* AIM OF THE EXERCISE: Here are some records; return them all exactly.

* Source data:
-.-.-
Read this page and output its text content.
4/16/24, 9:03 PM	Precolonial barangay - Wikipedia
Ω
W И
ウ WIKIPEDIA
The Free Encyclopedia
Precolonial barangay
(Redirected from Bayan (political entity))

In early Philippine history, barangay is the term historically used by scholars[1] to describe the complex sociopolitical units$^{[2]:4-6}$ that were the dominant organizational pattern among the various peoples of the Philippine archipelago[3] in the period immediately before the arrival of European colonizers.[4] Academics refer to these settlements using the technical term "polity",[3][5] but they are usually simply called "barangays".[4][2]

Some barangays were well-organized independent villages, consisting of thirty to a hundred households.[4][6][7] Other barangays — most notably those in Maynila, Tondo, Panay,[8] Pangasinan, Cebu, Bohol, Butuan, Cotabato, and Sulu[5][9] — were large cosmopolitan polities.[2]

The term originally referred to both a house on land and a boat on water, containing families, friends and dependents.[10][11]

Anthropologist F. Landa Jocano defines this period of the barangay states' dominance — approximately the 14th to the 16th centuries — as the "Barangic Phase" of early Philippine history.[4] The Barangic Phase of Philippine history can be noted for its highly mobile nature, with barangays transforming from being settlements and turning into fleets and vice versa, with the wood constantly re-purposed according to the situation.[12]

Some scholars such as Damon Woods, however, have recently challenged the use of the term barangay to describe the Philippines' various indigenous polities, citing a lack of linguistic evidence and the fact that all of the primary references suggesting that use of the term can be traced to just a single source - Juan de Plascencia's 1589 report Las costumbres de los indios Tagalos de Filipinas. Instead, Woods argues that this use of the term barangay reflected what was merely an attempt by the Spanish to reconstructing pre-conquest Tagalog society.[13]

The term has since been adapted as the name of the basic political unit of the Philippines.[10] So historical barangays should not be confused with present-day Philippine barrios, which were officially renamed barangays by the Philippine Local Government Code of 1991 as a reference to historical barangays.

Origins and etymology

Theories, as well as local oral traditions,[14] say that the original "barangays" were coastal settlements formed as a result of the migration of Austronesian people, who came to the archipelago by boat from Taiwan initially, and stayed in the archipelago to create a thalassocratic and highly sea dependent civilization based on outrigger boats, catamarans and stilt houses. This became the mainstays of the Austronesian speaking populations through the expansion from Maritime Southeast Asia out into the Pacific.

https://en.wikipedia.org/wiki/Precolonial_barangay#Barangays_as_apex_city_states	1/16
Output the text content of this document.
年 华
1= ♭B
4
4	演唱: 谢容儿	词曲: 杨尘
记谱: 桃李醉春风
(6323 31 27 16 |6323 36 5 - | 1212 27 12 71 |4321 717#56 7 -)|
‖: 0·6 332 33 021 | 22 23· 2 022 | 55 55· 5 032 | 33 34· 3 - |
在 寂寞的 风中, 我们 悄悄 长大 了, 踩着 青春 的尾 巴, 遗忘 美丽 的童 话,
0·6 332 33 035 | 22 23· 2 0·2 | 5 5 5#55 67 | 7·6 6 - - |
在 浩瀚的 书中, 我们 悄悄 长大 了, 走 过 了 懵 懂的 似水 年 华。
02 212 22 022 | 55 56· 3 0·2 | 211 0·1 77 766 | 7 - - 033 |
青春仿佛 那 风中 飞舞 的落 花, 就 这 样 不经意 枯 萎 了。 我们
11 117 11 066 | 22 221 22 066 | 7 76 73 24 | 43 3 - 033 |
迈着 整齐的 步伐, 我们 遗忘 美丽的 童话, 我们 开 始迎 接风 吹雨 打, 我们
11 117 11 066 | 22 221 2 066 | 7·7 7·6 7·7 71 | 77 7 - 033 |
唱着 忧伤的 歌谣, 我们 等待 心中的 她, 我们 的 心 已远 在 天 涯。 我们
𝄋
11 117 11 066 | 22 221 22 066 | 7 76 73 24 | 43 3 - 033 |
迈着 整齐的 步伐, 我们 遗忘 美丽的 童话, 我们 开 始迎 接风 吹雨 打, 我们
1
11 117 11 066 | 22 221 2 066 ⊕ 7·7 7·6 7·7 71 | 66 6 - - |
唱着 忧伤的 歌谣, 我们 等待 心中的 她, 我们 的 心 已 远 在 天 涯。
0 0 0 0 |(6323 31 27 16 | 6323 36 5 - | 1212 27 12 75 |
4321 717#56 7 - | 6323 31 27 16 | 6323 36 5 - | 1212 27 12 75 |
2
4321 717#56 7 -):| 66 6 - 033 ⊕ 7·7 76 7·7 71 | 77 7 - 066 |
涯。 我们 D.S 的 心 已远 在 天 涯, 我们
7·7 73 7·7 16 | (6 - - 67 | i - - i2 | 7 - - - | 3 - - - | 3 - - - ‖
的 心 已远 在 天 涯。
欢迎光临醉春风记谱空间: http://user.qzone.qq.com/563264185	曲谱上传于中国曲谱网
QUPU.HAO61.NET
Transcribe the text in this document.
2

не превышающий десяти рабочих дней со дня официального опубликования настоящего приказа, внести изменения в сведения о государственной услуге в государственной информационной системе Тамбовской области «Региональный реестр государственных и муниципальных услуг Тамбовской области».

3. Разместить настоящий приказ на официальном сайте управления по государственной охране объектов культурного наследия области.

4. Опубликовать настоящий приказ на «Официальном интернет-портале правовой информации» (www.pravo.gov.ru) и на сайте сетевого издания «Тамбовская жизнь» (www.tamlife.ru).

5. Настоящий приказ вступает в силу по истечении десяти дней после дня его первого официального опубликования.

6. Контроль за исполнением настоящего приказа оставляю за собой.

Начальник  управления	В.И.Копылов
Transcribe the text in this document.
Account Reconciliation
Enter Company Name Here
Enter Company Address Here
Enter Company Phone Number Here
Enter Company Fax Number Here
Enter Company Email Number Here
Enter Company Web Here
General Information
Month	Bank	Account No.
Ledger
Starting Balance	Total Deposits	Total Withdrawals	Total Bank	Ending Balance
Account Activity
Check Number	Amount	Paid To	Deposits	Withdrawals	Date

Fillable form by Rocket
-.-.-
* TASK ANSWER:
Read this page and output its text content.
4/16/24, 9:03 PM	Precolonial barangay - Wikipedia
Ω
W И
ウ WIKIPEDIA
The Free Encyclopedia
Precolonial barangay
(Redirected from Bayan (political entity))

In early Philippine history, barangay is the term historically used by scholars[1] to describe the complex sociopolitical units$^{[2]:4-6}$ that were the dominant organizational pattern among the various peoples of the Philippine archipelago[3] in the period immediately before the arrival of European colonizers.[4] Academics refer to these settlements using the technical term "polity",[3][5] but they are usually simply called "barangays".[4][2]

Some barangays were well-organized independent villages, consisting of thirty to a hundred households.[4][6][7] Other barangays — most notably those in Maynila, Tondo, Panay,[8] Pangasinan, Cebu, Bohol, Butuan, Cotabato, and Sulu[5][9] — were large cosmopolitan polities.[2]

The term originally referred to both a house on land and a boat on water, containing families, friends and dependents.[10][11]

Anthropologist F. Landa Jocano defines this period of the barangay states' dominance — approximately the 14th to the 16th centuries — as the "Barangic Phase" of early Philippine history.[4] The Barangic Phase of Philippine history can be noted for its highly mobile nature, with barangays transforming from being settlements and turning into fleets and vice versa, with the wood constantly re-purposed according to the situation.[12]

Some scholars such as Damon Woods, however, have recently challenged the use of the term barangay to describe the Philippines' various indigenous polities, citing a lack of linguistic evidence and the fact that all of the primary references suggesting that use of the term can be traced to just a single source - Juan de Plascencia's 1589 report Las costumbres de los indios Tagalos de Filipinas. Instead, Woods argues that this use of the term barangay reflected what was merely an attempt by the Spanish to reconstructing pre-conquest Tagalog society.[13]

The term has since been adapted as the name of the basic political unit of the Philippines.[10] So historical barangays should not be confused with present-day Philippine barrios, which were officially renamed barangays by the Philippine Local Government Code of 1991 as a reference to historical barangays.

Origins and etymology

Theories, as well as local oral traditions,[14] say that the original "barangays" were coastal settlements formed as a result of the migration of Austronesian people, who came to the archipelago by boat from Taiwan initially, and stayed in the archipelago to create a thalassocratic and highly sea dependent civilization based on outrigger boats, catamarans and stilt houses. This became the mainstays of the Austronesian speaking populations through the expansion from Maritime Southeast Asia out into the Pacific.

https://en.wikipedia.org/wiki/Precolonial_barangay#Barangays_as_apex_city_states	1/16
Output the text content of this document.
年 华
1= ♭B
4
4	演唱: 谢容儿	词曲: 杨尘
记谱: 桃李醉春风
(6323 31 27 16 |6323 36 5 - | 1212 27 12 71 |4321 717#56 7 -)|
‖: 0·6 332 33 021 | 22 23· 2 022 | 55 55· 5 032 | 33 34· 3 - |
在 寂寞的 风中, 我们 悄悄 长大 了, 踩着 青春 的尾 巴, 遗忘 美丽 的童 话,
0·6 332 33 035 | 22 23· 2 0·2 | 5 5 5#55 67 | 7·6 6 - - |
在 浩瀚的 书中, 我们 悄悄 长大 了, 走 过 了 懵 懂的 似水 年 华。
02 212 22 022 | 55 56· 3 0·2 | 211 0·1 77 766 | 7 - - 033 |
青春仿佛 那 风中 飞舞 的落 花, 就 这 样 不经意 枯 萎 了。 我们
11 117 11 066 | 22 221 22 066 | 7 76 73 24 | 43 3 - 033 |
迈着 整齐的 步伐, 我们 遗忘 美丽的 童话, 我们 开 始迎 接风 吹雨 打, 我们
11 117 11 066 | 22 221 2 066 | 7·7 7·6 7·7 71 | 77 7 - 033 |
唱着 忧伤的 歌谣, 我们 等待 心中的 她, 我们 的 心 已远 在 天 涯。 我们
𝄋
11 117 11 066 | 22 221 22 066 | 7 76 73 24 | 43 3 - 033 |
迈着 整齐的 步伐, 我们 遗忘 美丽的 童话, 我们 开 始迎 接风 吹雨 打, 我们
1
11 117 11 066 | 22 221 2 066 ⊕ 7·7 7·6 7·7 71 | 66 6 - - |
唱着 忧伤的 歌谣, 我们 等待 心中的 她, 我们 的 心 已 远 在 天 涯。
0 0 0 0 |(6323 31 27 16 | 6323 36 5 - | 1212 27 12 75 |
4321 717#56 7 - | 6323 31 27 16 | 6323 36 5 - | 1212 27 12 75 |
2
4321 717#56 7 -):| 66 6 - 033 ⊕ 7·7 76 7·7 71 | 77 7 - 066 |
涯。 我们 D.S 的 心 已远 在 天 涯, 我们
7·7 73 7·7 16 | (6 - - 67 | i - - i2 | 7 - - - | 3 - - - | 3 - - - ‖
的 心 已远 在 天 涯。
欢迎光临醉春风记谱空间: http://user.qzone.qq.com/563264185	曲谱上传于中国曲谱网
QUPU.HAO61.NET
Transcribe the text in this document.
2

не превышающий десяти рабочих дней со дня официального опубликования настоящего приказа, внести изменения в сведения о государственной услуге в государственной информационной системе Тамбовской области «Региональный реестр государственных и муниципальных услуг Тамбовской области».

3. Разместить настоящий приказ на официальном сайте управления по государственной охране объектов культурного наследия области.

4. Опубликовать настоящий приказ на «Официальном интернет-портале правовой информации» (www.pravo.gov.ru) и на сайте сетевого издания «Тамбовская жизнь» (www.tamlife.ru).

5. Настоящий приказ вступает в силу по истечении десяти дней после дня его первого официального опубликования.

6. Контроль за исполнением настоящего приказа оставляю за собой.

Начальник  управления	В.И.Копылов
Transcribe the text in this document.
Account Reconciliation
Enter Company Name Here
Enter Company Address Here
Enter Company Phone Number Here
Enter Company Fax Number Here
Enter Company Email Number Here
Enter Company Web Here
General Information
Month	Bank	Account No.
Ledger
Starting Balance	Total Deposits	Total Withdrawals	Total Bank	Ending Balance
Account Activity
Check Number	Amount	Paid To	Deposits	Withdrawals	Date

Fillable form by Rocket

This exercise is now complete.